- Task prompt: Gather up all lines that carry the word "marker".

- Excerpted data:
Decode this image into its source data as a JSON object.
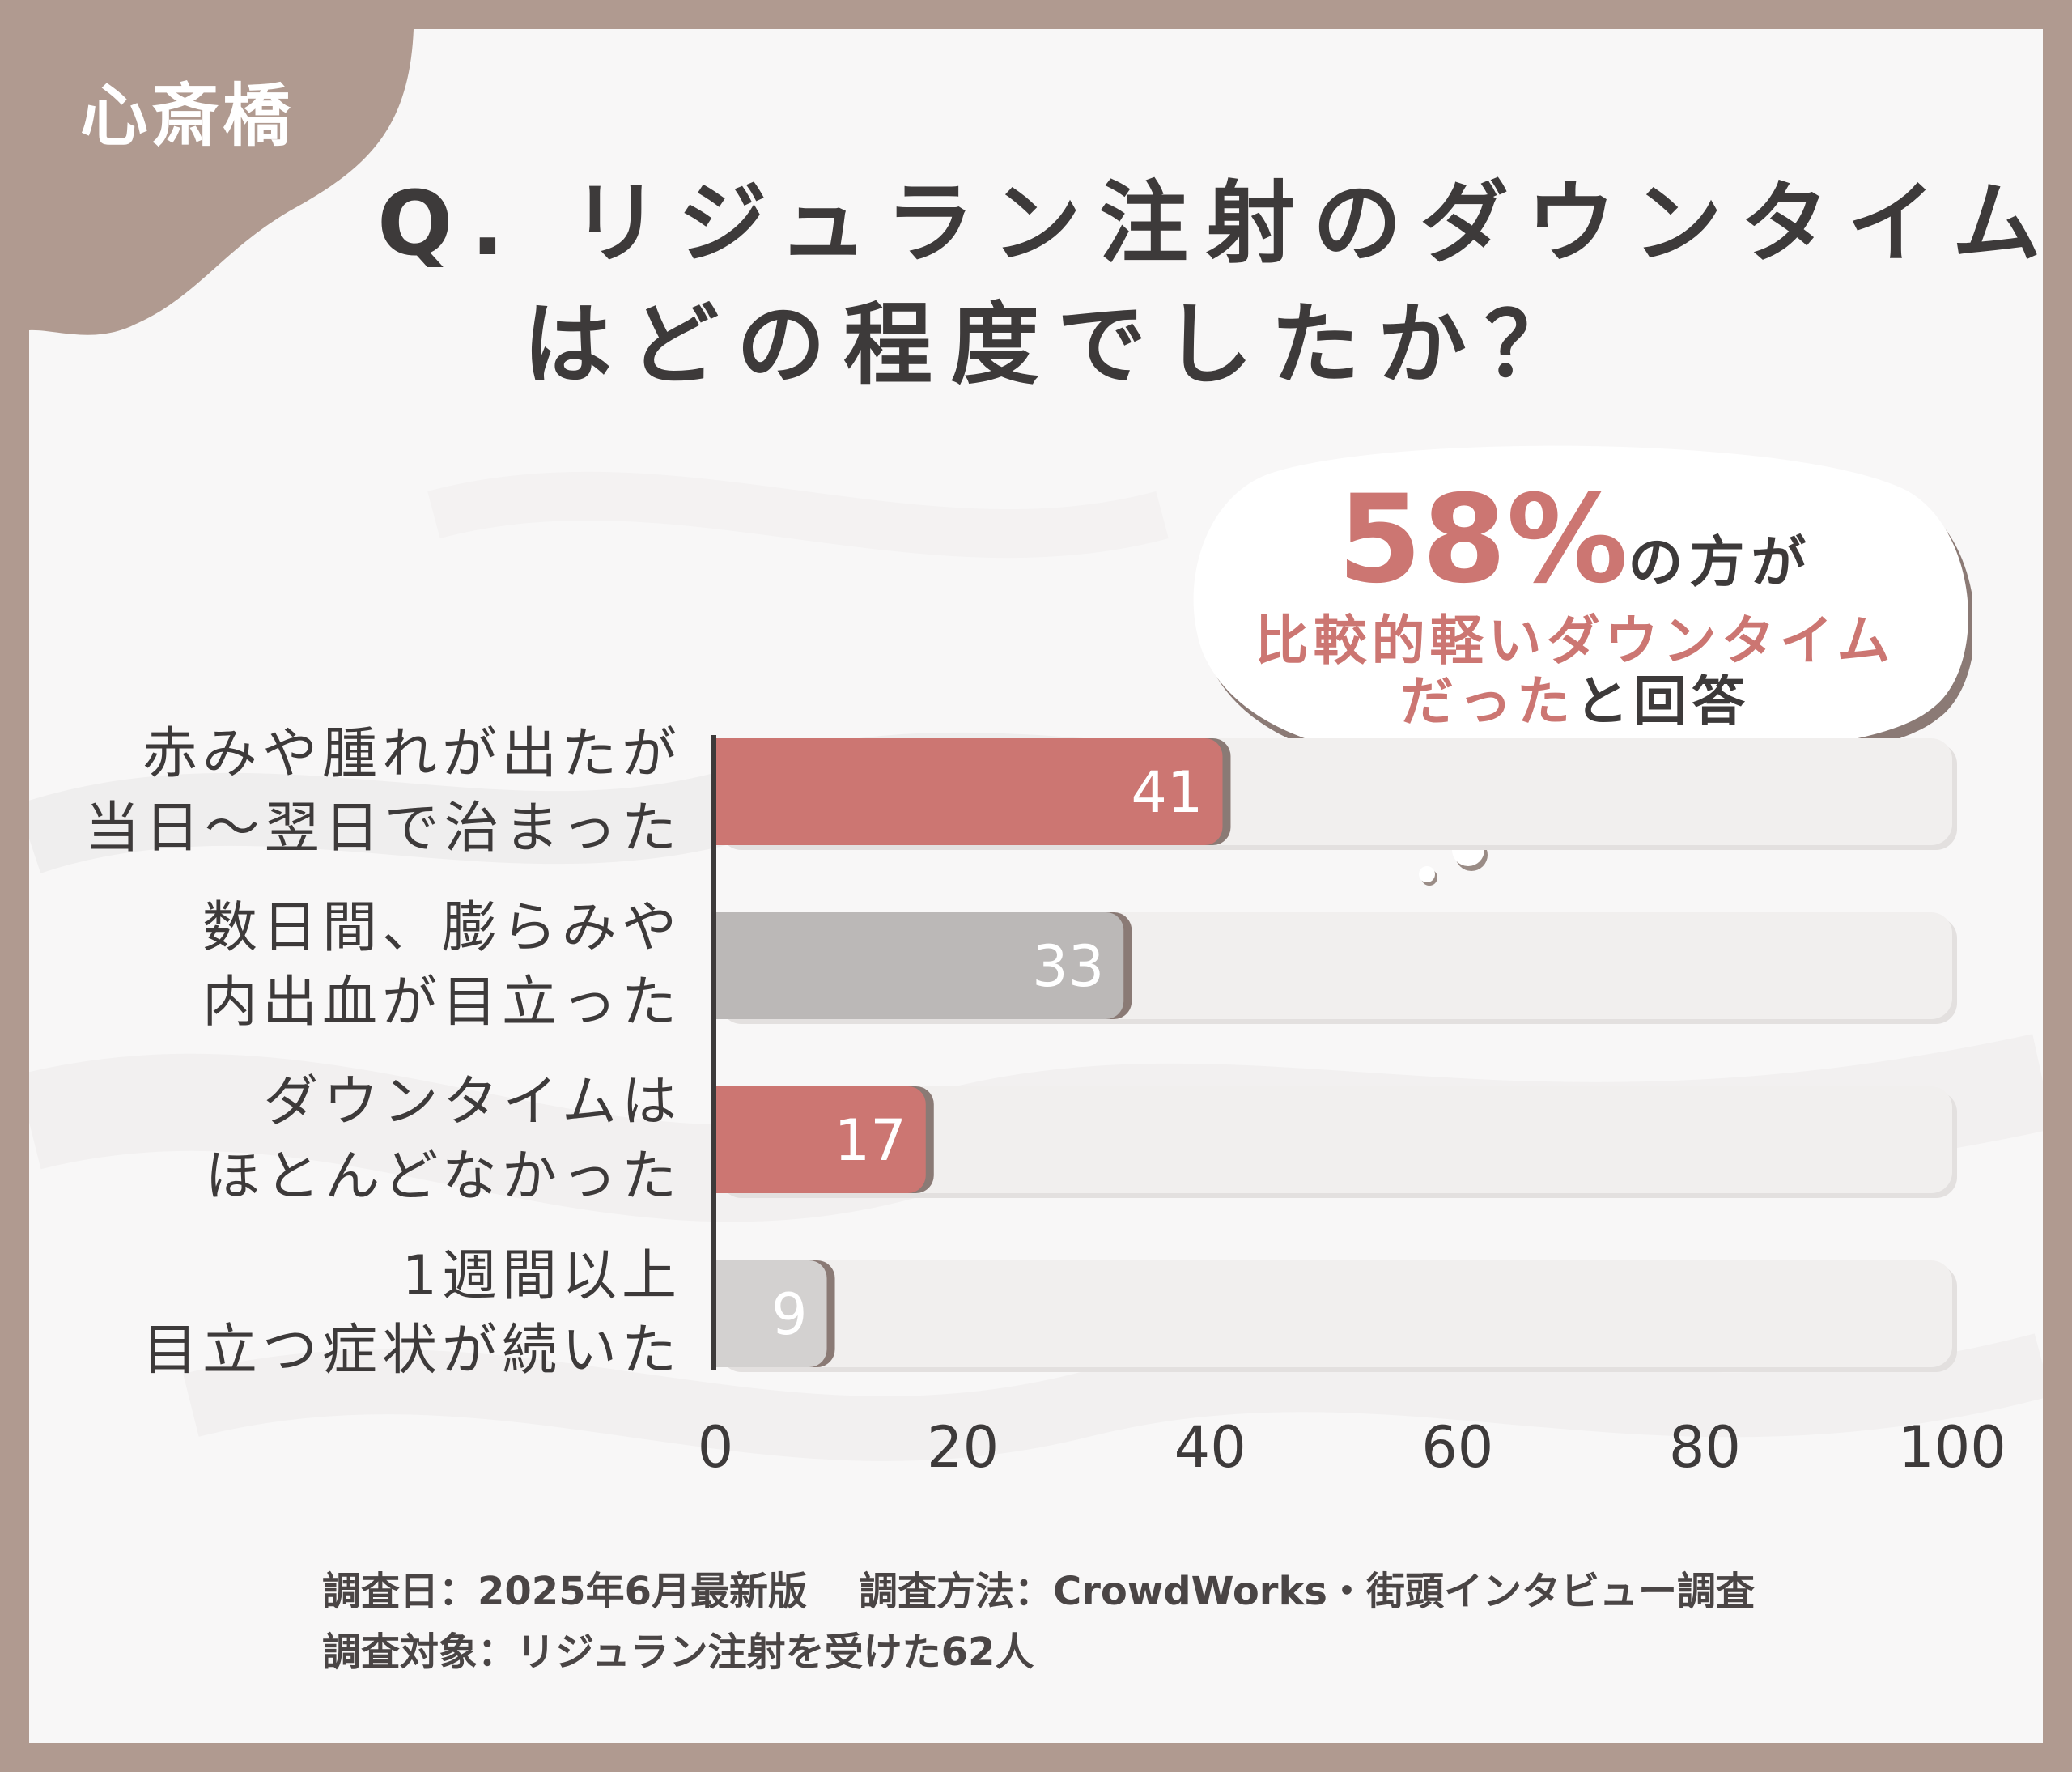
{
  "location_tag": "心斎橋",
  "title": {
    "line1": "Q. リジュラン注射のダウンタイム",
    "line2": "はどの程度でしたか？"
  },
  "callout": {
    "percent": "58%",
    "percent_suffix": "の方が",
    "highlight": "比較的軽いダウンタイム",
    "highlight2": "だった",
    "suffix": "と回答"
  },
  "chart_data": {
    "type": "bar",
    "orientation": "horizontal",
    "categories": [
      [
        "赤みや腫れが出たが",
        "当日～翌日で治まった"
      ],
      [
        "数日間、膨らみや",
        "内出血が目立った"
      ],
      [
        "ダウンタイムは",
        "ほとんどなかった"
      ],
      [
        "1週間以上",
        "目立つ症状が続いた"
      ]
    ],
    "values": [
      41,
      33,
      17,
      9
    ],
    "value_labels": [
      "41",
      "33",
      "17",
      "9"
    ],
    "bar_colors": [
      "#cc7672",
      "#bbb8b7",
      "#cc7672",
      "#d3d1d0"
    ],
    "xlim": [
      0,
      100
    ],
    "xticks": [
      "0",
      "20",
      "40",
      "60",
      "80",
      "100"
    ],
    "title": "Q. リジュラン注射のダウンタイムはどの程度でしたか？",
    "xlabel": "",
    "ylabel": ""
  },
  "footnote": {
    "date": "調査日：2025年6月最新版",
    "method": "調査方法：CrowdWorks・街頭インタビュー調査",
    "target": "調査対象：リジュラン注射を受けた62人"
  },
  "colors": {
    "frame": "#b09a90",
    "accent": "#cc7672",
    "text": "#3d3a3a",
    "track": "#f1efee"
  }
}
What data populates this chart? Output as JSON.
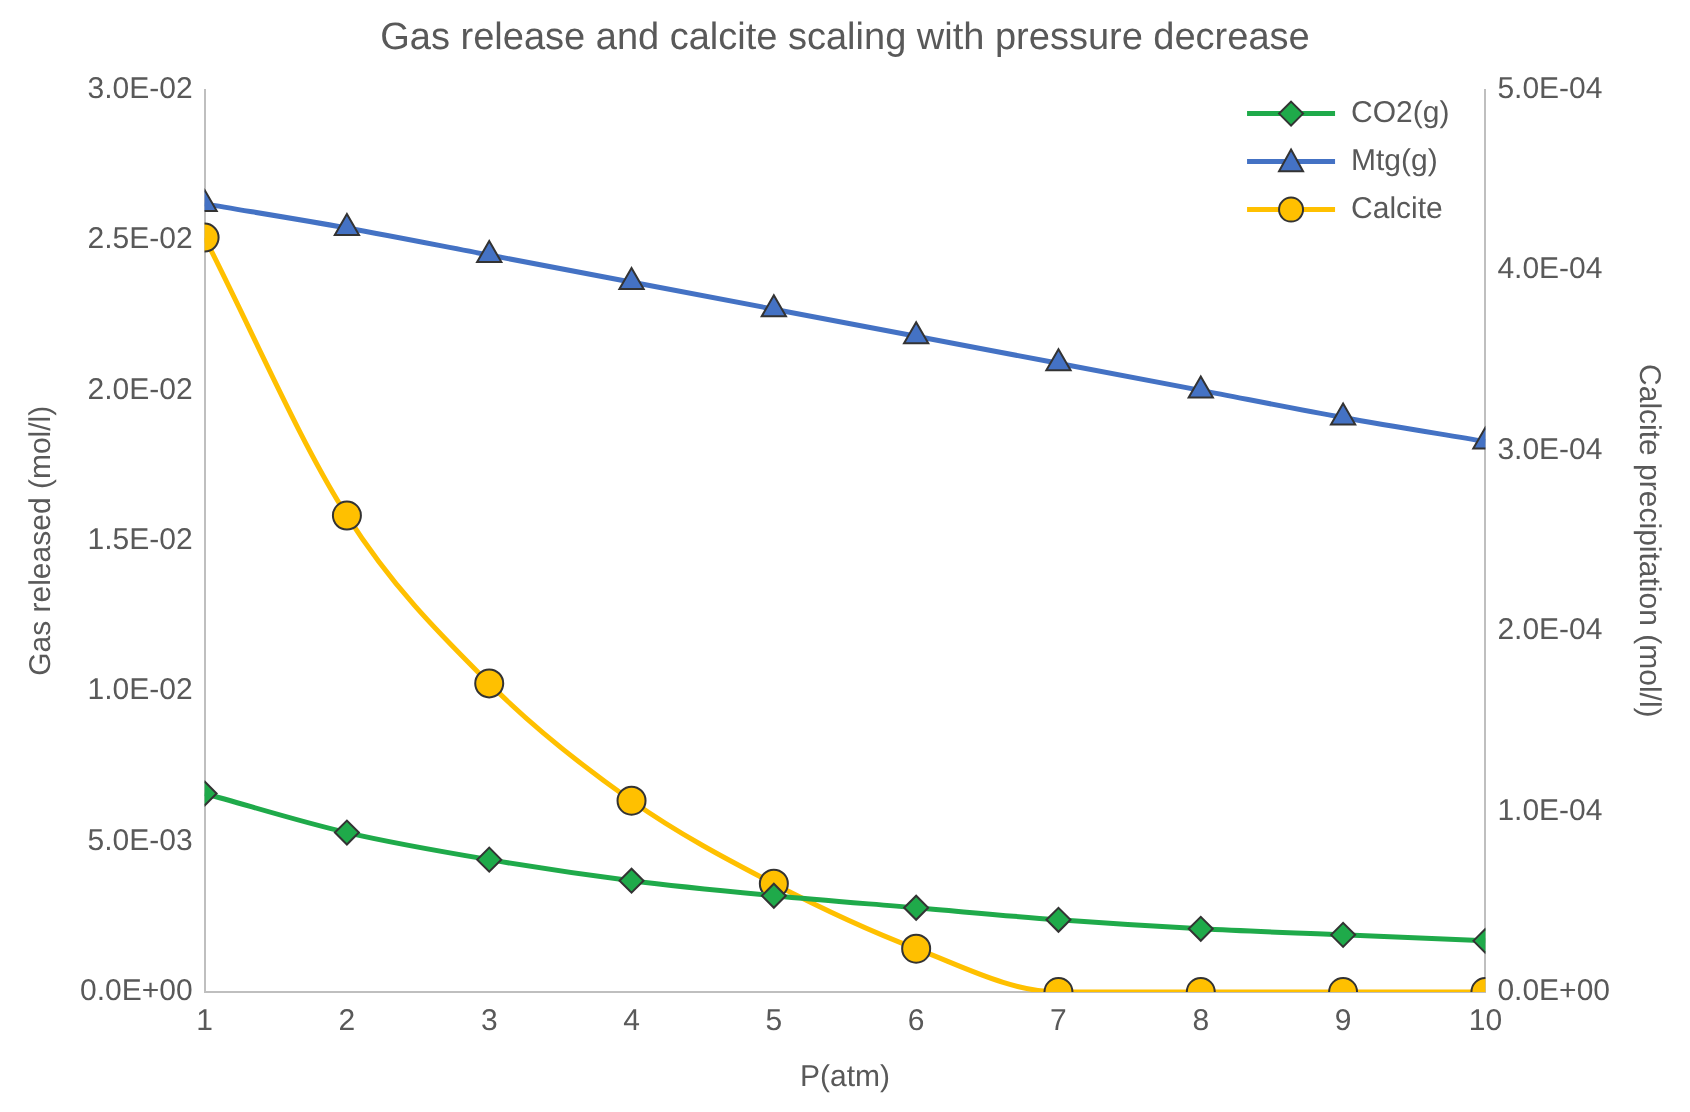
{
  "chart_data": {
    "type": "line",
    "title": "Gas release and calcite scaling with pressure decrease",
    "xlabel": "P(atm)",
    "ylabel": "Gas released (mol/l)",
    "y2label": "Calcite precipitation (mol/l)",
    "x": [
      1,
      2,
      3,
      4,
      5,
      6,
      7,
      8,
      9,
      10
    ],
    "series": [
      {
        "name": "CO2(g)",
        "color": "#1faa4a",
        "marker": "diamond",
        "values": [
          0.0066,
          0.0053,
          0.0044,
          0.0037,
          0.0032,
          0.0028,
          0.0024,
          0.0021,
          0.0019,
          0.0017
        ]
      },
      {
        "name": "Mtg(g)",
        "color": "#4472c4",
        "marker": "triangle",
        "values": [
          0.0262,
          0.0254,
          0.0245,
          0.0236,
          0.0227,
          0.0218,
          0.0209,
          0.02,
          0.0191,
          0.0183
        ]
      },
      {
        "name": "Calcite",
        "color": "#ffc000",
        "marker": "circle",
        "axis": "y2",
        "values": [
          0.000418,
          0.000264,
          0.000171,
          0.000106,
          6e-05,
          2.4e-05,
          0,
          0,
          0,
          0
        ]
      }
    ],
    "xlim": [
      1,
      10
    ],
    "xticks": [
      1,
      2,
      3,
      4,
      5,
      6,
      7,
      8,
      9,
      10
    ],
    "ylim": [
      0,
      0.03
    ],
    "yticks": [
      {
        "value": 0,
        "label": "0.0E+00"
      },
      {
        "value": 0.005,
        "label": "5.0E-03"
      },
      {
        "value": 0.01,
        "label": "1.0E-02"
      },
      {
        "value": 0.015,
        "label": "1.5E-02"
      },
      {
        "value": 0.02,
        "label": "2.0E-02"
      },
      {
        "value": 0.025,
        "label": "2.5E-02"
      },
      {
        "value": 0.03,
        "label": "3.0E-02"
      }
    ],
    "y2lim": [
      0,
      0.0005
    ],
    "y2ticks": [
      {
        "value": 0,
        "label": "0.0E+00"
      },
      {
        "value": 0.0001,
        "label": "1.0E-04"
      },
      {
        "value": 0.0002,
        "label": "2.0E-04"
      },
      {
        "value": 0.0003,
        "label": "3.0E-04"
      },
      {
        "value": 0.0004,
        "label": "4.0E-04"
      },
      {
        "value": 0.0005,
        "label": "5.0E-04"
      }
    ],
    "grid": false,
    "legend": "top right",
    "line_style": "solid"
  }
}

- Written answer:
        "marker": "diamond",
        "marker": "triangle",
        "marker": "circle",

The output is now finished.